> **SET EXERCISE**: Reproduce the full listing that appears beneath this instruction exactly.

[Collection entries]

^^^^^^^^^^^^^^^^

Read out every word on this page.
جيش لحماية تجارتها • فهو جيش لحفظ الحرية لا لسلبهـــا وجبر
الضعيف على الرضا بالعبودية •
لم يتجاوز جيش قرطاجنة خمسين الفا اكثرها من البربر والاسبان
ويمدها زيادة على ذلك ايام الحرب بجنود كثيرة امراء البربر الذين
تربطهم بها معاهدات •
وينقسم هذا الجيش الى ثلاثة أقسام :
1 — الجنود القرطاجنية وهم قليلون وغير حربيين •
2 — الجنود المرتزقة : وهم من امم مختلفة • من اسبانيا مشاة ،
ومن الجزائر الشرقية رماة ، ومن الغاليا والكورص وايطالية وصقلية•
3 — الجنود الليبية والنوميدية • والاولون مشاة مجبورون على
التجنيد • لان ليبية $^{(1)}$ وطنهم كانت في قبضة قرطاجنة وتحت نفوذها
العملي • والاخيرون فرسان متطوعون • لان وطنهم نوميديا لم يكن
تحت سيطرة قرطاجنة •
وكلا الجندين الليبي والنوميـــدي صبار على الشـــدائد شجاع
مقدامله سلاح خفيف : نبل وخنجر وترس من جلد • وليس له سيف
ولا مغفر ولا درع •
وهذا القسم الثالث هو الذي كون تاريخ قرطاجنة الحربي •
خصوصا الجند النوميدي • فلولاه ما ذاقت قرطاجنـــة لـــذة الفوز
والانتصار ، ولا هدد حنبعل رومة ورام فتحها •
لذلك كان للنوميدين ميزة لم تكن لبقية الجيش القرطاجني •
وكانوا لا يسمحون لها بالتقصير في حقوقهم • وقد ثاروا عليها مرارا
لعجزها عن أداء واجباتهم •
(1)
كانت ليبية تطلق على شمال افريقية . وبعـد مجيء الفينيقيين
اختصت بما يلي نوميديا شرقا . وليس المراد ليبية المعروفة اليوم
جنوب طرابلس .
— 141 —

^^^^^^^^^^^^^^^^

> **TASK SOLUTION**:
Read out every word on this page.
جيش لحماية تجارتها • فهو جيش لحفظ الحرية لا لسلبهـــا وجبر
الضعيف على الرضا بالعبودية •
لم يتجاوز جيش قرطاجنة خمسين الفا اكثرها من البربر والاسبان
ويمدها زيادة على ذلك ايام الحرب بجنود كثيرة امراء البربر الذين
تربطهم بها معاهدات •
وينقسم هذا الجيش الى ثلاثة أقسام :
1 — الجنود القرطاجنية وهم قليلون وغير حربيين •
2 — الجنود المرتزقة : وهم من امم مختلفة • من اسبانيا مشاة ،
ومن الجزائر الشرقية رماة ، ومن الغاليا والكورص وايطالية وصقلية•
3 — الجنود الليبية والنوميدية • والاولون مشاة مجبورون على
التجنيد • لان ليبية $^{(1)}$ وطنهم كانت في قبضة قرطاجنة وتحت نفوذها
العملي • والاخيرون فرسان متطوعون • لان وطنهم نوميديا لم يكن
تحت سيطرة قرطاجنة •
وكلا الجندين الليبي والنوميـــدي صبار على الشـــدائد شجاع
مقدامله سلاح خفيف : نبل وخنجر وترس من جلد • وليس له سيف
ولا مغفر ولا درع •
وهذا القسم الثالث هو الذي كون تاريخ قرطاجنة الحربي •
خصوصا الجند النوميدي • فلولاه ما ذاقت قرطاجنـــة لـــذة الفوز
والانتصار ، ولا هدد حنبعل رومة ورام فتحها •
لذلك كان للنوميدين ميزة لم تكن لبقية الجيش القرطاجني •
وكانوا لا يسمحون لها بالتقصير في حقوقهم • وقد ثاروا عليها مرارا
لعجزها عن أداء واجباتهم •
(1)
كانت ليبية تطلق على شمال افريقية . وبعـد مجيء الفينيقيين
اختصت بما يلي نوميديا شرقا . وليس المراد ليبية المعروفة اليوم
جنوب طرابلس .
— 141 —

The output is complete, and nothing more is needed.